INSTRUCTION: Copy all the material that follows, keeping every character the same.
◇ ◇ ◇ ◇ ◇ ◇ ◇
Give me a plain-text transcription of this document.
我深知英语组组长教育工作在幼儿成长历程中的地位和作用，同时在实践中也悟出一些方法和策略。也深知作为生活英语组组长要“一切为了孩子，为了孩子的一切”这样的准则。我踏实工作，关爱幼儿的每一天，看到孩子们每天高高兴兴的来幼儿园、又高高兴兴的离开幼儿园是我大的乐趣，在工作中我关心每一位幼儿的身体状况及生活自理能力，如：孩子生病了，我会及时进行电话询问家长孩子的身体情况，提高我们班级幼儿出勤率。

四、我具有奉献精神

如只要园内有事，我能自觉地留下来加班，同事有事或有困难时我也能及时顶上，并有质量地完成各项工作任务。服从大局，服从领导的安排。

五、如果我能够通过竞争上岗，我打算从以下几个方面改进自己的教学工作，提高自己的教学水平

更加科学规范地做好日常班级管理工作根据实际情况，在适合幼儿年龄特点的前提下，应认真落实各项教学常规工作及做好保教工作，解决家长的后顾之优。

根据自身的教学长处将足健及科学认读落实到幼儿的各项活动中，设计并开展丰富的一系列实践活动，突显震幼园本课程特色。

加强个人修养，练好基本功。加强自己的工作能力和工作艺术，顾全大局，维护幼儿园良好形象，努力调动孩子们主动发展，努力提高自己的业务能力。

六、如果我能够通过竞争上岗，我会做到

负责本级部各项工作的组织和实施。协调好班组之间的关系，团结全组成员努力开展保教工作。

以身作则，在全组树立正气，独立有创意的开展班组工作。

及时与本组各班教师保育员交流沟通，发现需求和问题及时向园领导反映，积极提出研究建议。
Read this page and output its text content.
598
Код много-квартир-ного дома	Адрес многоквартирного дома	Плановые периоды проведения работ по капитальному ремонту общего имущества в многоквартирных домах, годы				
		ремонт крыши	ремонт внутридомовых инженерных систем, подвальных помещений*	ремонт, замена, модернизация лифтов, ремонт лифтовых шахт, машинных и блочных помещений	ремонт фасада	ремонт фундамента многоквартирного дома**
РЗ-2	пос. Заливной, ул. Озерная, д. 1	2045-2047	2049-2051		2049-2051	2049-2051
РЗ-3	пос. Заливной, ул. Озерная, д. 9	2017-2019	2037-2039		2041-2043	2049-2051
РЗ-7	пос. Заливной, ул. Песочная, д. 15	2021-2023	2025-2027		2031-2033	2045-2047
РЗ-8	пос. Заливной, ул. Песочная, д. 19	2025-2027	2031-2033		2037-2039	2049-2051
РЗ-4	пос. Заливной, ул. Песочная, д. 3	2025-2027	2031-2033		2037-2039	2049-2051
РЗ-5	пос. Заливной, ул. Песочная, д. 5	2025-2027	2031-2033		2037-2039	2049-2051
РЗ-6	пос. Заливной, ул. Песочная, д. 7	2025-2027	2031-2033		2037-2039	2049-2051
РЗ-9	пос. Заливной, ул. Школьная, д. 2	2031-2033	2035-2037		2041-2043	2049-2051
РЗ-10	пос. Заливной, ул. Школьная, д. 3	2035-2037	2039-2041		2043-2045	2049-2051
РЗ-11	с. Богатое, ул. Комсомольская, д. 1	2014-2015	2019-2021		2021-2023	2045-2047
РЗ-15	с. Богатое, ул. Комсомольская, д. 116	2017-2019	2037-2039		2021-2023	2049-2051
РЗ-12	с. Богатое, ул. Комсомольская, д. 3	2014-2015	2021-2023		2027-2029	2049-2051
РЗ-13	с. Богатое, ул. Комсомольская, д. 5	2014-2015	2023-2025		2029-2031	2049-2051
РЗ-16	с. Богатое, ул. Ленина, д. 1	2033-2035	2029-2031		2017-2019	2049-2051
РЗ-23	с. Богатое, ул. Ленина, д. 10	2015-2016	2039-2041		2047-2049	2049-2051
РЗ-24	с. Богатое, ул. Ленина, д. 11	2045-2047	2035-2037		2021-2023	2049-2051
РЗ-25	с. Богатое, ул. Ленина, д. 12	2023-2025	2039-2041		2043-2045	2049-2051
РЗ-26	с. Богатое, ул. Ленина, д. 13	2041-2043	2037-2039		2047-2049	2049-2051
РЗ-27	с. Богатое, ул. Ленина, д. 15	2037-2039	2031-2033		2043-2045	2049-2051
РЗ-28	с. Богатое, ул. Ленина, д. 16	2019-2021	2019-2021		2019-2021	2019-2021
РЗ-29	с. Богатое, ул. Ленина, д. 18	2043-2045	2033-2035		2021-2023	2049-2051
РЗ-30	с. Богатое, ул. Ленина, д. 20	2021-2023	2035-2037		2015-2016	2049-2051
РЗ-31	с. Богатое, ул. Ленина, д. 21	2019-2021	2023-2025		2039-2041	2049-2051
◇ ◇ ◇ ◇ ◇ ◇ ◇
REPLY TO THE EXERCISE:
Give me a plain-text transcription of this document.
我深知英语组组长教育工作在幼儿成长历程中的地位和作用，同时在实践中也悟出一些方法和策略。也深知作为生活英语组组长要“一切为了孩子，为了孩子的一切”这样的准则。我踏实工作，关爱幼儿的每一天，看到孩子们每天高高兴兴的来幼儿园、又高高兴兴的离开幼儿园是我大的乐趣，在工作中我关心每一位幼儿的身体状况及生活自理能力，如：孩子生病了，我会及时进行电话询问家长孩子的身体情况，提高我们班级幼儿出勤率。

四、我具有奉献精神

如只要园内有事，我能自觉地留下来加班，同事有事或有困难时我也能及时顶上，并有质量地完成各项工作任务。服从大局，服从领导的安排。

五、如果我能够通过竞争上岗，我打算从以下几个方面改进自己的教学工作，提高自己的教学水平

更加科学规范地做好日常班级管理工作根据实际情况，在适合幼儿年龄特点的前提下，应认真落实各项教学常规工作及做好保教工作，解决家长的后顾之优。

根据自身的教学长处将足健及科学认读落实到幼儿的各项活动中，设计并开展丰富的一系列实践活动，突显震幼园本课程特色。

加强个人修养，练好基本功。加强自己的工作能力和工作艺术，顾全大局，维护幼儿园良好形象，努力调动孩子们主动发展，努力提高自己的业务能力。

六、如果我能够通过竞争上岗，我会做到

负责本级部各项工作的组织和实施。协调好班组之间的关系，团结全组成员努力开展保教工作。

以身作则，在全组树立正气，独立有创意的开展班组工作。

及时与本组各班教师保育员交流沟通，发现需求和问题及时向园领导反映，积极提出研究建议。
Read this page and output its text content.
598
Код много-квартир-ного дома	Адрес многоквартирного дома	Плановые периоды проведения работ по капитальному ремонту общего имущества в многоквартирных домах, годы				
		ремонт крыши	ремонт внутридомовых инженерных систем, подвальных помещений*	ремонт, замена, модернизация лифтов, ремонт лифтовых шахт, машинных и блочных помещений	ремонт фасада	ремонт фундамента многоквартирного дома**
РЗ-2	пос. Заливной, ул. Озерная, д. 1	2045-2047	2049-2051		2049-2051	2049-2051
РЗ-3	пос. Заливной, ул. Озерная, д. 9	2017-2019	2037-2039		2041-2043	2049-2051
РЗ-7	пос. Заливной, ул. Песочная, д. 15	2021-2023	2025-2027		2031-2033	2045-2047
РЗ-8	пос. Заливной, ул. Песочная, д. 19	2025-2027	2031-2033		2037-2039	2049-2051
РЗ-4	пос. Заливной, ул. Песочная, д. 3	2025-2027	2031-2033		2037-2039	2049-2051
РЗ-5	пос. Заливной, ул. Песочная, д. 5	2025-2027	2031-2033		2037-2039	2049-2051
РЗ-6	пос. Заливной, ул. Песочная, д. 7	2025-2027	2031-2033		2037-2039	2049-2051
РЗ-9	пос. Заливной, ул. Школьная, д. 2	2031-2033	2035-2037		2041-2043	2049-2051
РЗ-10	пос. Заливной, ул. Школьная, д. 3	2035-2037	2039-2041		2043-2045	2049-2051
РЗ-11	с. Богатое, ул. Комсомольская, д. 1	2014-2015	2019-2021		2021-2023	2045-2047
РЗ-15	с. Богатое, ул. Комсомольская, д. 116	2017-2019	2037-2039		2021-2023	2049-2051
РЗ-12	с. Богатое, ул. Комсомольская, д. 3	2014-2015	2021-2023		2027-2029	2049-2051
РЗ-13	с. Богатое, ул. Комсомольская, д. 5	2014-2015	2023-2025		2029-2031	2049-2051
РЗ-16	с. Богатое, ул. Ленина, д. 1	2033-2035	2029-2031		2017-2019	2049-2051
РЗ-23	с. Богатое, ул. Ленина, д. 10	2015-2016	2039-2041		2047-2049	2049-2051
РЗ-24	с. Богатое, ул. Ленина, д. 11	2045-2047	2035-2037		2021-2023	2049-2051
РЗ-25	с. Богатое, ул. Ленина, д. 12	2023-2025	2039-2041		2043-2045	2049-2051
РЗ-26	с. Богатое, ул. Ленина, д. 13	2041-2043	2037-2039		2047-2049	2049-2051
РЗ-27	с. Богатое, ул. Ленина, д. 15	2037-2039	2031-2033		2043-2045	2049-2051
РЗ-28	с. Богатое, ул. Ленина, д. 16	2019-2021	2019-2021		2019-2021	2019-2021
РЗ-29	с. Богатое, ул. Ленина, д. 18	2043-2045	2033-2035		2021-2023	2049-2051
РЗ-30	с. Богатое, ул. Ленина, д. 20	2021-2023	2035-2037		2015-2016	2049-2051
РЗ-31	с. Богатое, ул. Ленина, д. 21	2019-2021	2023-2025		2039-2041	2049-2051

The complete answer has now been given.